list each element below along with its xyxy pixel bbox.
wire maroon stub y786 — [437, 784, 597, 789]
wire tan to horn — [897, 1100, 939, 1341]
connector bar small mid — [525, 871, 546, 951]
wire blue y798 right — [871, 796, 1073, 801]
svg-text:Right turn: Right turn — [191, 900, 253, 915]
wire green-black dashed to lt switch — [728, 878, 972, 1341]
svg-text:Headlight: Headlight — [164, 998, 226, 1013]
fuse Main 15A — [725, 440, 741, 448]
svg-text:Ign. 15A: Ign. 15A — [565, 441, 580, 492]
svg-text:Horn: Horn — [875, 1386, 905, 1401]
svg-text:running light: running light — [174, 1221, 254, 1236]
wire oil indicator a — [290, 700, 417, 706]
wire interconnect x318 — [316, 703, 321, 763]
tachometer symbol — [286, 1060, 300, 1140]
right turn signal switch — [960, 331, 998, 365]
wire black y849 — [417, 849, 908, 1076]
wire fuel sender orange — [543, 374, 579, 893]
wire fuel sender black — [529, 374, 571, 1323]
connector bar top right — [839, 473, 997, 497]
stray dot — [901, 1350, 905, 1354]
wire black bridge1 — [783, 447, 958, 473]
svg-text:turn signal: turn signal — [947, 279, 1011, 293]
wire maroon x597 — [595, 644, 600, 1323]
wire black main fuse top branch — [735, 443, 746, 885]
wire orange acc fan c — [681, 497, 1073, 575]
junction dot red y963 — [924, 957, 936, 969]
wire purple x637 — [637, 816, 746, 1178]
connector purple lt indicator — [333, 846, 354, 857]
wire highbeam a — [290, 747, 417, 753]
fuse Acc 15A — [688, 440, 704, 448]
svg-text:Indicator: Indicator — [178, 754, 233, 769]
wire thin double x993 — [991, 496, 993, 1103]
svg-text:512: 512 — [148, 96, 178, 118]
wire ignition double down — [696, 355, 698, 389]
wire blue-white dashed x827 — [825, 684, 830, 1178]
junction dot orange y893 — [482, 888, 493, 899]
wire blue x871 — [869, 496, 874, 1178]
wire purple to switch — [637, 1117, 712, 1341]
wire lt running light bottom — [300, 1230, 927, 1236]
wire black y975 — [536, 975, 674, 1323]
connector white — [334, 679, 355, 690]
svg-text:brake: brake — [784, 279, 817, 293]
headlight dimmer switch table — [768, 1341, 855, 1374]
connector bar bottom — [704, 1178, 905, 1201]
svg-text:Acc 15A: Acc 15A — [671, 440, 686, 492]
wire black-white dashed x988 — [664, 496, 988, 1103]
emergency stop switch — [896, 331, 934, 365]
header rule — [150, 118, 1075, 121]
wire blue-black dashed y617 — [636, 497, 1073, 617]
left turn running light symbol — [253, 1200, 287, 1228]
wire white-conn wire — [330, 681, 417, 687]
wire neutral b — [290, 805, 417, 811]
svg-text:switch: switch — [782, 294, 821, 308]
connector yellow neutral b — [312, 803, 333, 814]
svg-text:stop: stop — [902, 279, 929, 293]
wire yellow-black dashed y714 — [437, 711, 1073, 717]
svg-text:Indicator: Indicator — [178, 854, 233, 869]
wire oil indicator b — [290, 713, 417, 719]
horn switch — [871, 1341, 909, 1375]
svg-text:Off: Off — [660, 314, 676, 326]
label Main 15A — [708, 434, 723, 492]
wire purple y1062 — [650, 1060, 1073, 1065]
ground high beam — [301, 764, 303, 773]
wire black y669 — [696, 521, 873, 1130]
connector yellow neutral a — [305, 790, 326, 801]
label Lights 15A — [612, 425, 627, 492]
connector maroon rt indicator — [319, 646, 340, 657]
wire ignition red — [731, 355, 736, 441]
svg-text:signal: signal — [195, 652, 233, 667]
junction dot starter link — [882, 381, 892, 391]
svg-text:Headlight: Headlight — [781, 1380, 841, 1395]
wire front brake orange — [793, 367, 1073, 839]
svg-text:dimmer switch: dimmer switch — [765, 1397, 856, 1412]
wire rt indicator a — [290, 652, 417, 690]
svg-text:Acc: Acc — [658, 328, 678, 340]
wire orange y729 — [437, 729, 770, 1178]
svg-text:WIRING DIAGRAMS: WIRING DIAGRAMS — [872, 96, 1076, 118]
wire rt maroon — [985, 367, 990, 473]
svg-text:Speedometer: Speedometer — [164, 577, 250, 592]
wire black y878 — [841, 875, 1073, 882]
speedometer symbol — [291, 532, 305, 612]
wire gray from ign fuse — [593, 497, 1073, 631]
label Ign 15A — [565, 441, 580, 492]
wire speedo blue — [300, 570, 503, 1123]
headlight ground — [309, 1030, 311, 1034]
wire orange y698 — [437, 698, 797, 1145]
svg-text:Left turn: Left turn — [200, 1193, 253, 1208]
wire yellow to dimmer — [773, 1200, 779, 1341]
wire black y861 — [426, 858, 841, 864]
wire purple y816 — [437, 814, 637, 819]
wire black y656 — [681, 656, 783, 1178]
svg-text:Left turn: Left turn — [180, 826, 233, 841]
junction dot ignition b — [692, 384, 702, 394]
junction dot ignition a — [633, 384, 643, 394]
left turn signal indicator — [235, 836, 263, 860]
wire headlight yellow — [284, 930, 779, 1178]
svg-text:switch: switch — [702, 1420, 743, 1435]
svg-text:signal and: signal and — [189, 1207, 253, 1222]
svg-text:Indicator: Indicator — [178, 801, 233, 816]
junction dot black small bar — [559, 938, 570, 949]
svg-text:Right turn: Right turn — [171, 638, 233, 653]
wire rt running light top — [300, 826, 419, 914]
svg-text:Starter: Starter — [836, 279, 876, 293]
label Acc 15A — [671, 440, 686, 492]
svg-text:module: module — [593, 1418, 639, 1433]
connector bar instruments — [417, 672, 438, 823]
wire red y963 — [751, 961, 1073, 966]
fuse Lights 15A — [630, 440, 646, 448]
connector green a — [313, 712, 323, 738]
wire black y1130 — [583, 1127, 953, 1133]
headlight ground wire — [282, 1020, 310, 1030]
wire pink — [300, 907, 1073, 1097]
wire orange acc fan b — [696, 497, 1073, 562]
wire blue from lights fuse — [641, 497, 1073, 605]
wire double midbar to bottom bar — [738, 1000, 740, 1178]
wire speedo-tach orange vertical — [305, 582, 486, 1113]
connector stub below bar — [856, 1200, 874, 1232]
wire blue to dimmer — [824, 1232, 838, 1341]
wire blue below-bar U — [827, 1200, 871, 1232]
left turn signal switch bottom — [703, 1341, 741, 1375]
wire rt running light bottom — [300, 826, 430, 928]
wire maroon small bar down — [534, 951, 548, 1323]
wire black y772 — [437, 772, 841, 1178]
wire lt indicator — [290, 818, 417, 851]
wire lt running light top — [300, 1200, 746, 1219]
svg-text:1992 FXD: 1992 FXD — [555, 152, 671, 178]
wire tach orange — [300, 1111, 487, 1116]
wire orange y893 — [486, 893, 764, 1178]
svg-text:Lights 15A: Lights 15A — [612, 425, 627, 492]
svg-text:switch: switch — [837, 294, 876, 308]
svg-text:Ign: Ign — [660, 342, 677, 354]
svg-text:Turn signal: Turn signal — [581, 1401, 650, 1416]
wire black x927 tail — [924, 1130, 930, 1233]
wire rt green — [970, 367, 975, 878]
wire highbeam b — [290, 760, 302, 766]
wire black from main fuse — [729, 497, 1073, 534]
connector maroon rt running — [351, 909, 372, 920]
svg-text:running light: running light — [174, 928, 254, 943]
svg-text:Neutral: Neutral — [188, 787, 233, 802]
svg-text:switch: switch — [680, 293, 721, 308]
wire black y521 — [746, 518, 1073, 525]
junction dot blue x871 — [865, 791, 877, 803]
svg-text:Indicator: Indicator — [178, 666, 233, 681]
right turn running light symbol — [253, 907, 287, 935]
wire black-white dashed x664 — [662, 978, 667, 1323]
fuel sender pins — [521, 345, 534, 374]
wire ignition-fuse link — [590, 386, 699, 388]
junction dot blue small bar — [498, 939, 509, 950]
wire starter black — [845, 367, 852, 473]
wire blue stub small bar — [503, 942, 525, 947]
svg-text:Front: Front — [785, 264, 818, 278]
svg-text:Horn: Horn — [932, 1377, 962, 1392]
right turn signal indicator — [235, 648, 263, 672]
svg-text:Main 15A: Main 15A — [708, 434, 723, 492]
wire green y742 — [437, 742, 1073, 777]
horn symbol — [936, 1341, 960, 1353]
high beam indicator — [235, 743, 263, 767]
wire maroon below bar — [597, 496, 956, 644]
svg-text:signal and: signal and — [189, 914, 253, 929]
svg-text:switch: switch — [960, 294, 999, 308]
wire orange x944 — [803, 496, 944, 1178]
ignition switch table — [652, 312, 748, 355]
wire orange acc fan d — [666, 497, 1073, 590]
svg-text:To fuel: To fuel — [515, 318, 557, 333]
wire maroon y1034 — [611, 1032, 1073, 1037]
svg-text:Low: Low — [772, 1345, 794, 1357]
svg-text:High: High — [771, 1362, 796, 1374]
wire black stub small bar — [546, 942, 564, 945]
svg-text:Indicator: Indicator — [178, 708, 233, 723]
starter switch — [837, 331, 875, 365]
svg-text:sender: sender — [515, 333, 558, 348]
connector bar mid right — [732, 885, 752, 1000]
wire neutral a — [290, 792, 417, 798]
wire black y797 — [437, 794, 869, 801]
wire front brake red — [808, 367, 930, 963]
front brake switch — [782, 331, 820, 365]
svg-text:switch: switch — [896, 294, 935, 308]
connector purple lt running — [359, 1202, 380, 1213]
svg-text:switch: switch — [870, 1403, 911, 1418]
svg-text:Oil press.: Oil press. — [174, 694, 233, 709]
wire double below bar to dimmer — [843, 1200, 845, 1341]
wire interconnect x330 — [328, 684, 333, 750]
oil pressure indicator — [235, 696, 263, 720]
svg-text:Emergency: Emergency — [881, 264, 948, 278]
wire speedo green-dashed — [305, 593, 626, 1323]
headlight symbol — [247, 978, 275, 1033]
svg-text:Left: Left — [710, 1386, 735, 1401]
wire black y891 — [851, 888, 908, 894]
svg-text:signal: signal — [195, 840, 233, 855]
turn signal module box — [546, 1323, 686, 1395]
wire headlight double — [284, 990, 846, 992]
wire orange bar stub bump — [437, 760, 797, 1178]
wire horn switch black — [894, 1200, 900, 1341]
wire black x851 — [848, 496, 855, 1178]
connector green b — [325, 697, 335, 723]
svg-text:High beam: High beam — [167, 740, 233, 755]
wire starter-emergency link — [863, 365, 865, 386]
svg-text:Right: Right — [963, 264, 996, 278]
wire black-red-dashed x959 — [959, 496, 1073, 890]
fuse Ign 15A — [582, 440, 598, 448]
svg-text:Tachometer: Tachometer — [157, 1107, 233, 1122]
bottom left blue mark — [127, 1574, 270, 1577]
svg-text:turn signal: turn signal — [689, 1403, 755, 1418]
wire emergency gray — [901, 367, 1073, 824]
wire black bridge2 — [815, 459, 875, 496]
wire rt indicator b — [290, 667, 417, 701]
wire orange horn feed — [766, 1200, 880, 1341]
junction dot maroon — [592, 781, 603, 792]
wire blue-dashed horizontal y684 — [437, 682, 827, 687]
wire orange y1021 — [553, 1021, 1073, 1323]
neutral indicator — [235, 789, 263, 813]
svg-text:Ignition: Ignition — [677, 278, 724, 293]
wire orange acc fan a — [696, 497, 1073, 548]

⁂

**Problem statement**
Copy the entries word for word, from the beginning through the line containing "junction dot orange".

**Response to this exercise**
list each element below along with its xyxy pixel bbox.
wire maroon stub y786 — [437, 784, 597, 789]
wire tan to horn — [897, 1100, 939, 1341]
connector bar small mid — [525, 871, 546, 951]
wire blue y798 right — [871, 796, 1073, 801]
svg-text:Right turn: Right turn — [191, 900, 253, 915]
wire green-black dashed to lt switch — [728, 878, 972, 1341]
svg-text:Headlight: Headlight — [164, 998, 226, 1013]
fuse Main 15A — [725, 440, 741, 448]
svg-text:Ign. 15A: Ign. 15A — [565, 441, 580, 492]
svg-text:Horn: Horn — [875, 1386, 905, 1401]
svg-text:running light: running light — [174, 1221, 254, 1236]
wire oil indicator a — [290, 700, 417, 706]
wire interconnect x318 — [316, 703, 321, 763]
tachometer symbol — [286, 1060, 300, 1140]
right turn signal switch — [960, 331, 998, 365]
wire black y849 — [417, 849, 908, 1076]
wire fuel sender orange — [543, 374, 579, 893]
wire fuel sender black — [529, 374, 571, 1323]
connector bar top right — [839, 473, 997, 497]
stray dot — [901, 1350, 905, 1354]
wire black bridge1 — [783, 447, 958, 473]
svg-text:turn signal: turn signal — [947, 279, 1011, 293]
wire maroon x597 — [595, 644, 600, 1323]
wire black main fuse top branch — [735, 443, 746, 885]
wire orange acc fan c — [681, 497, 1073, 575]
junction dot red y963 — [924, 957, 936, 969]
wire purple x637 — [637, 816, 746, 1178]
connector purple lt indicator — [333, 846, 354, 857]
wire highbeam a — [290, 747, 417, 753]
fuse Acc 15A — [688, 440, 704, 448]
svg-text:Indicator: Indicator — [178, 754, 233, 769]
wire thin double x993 — [991, 496, 993, 1103]
svg-text:512: 512 — [148, 96, 178, 118]
wire ignition double down — [696, 355, 698, 389]
wire blue-white dashed x827 — [825, 684, 830, 1178]
junction dot orange y893 — [482, 888, 493, 899]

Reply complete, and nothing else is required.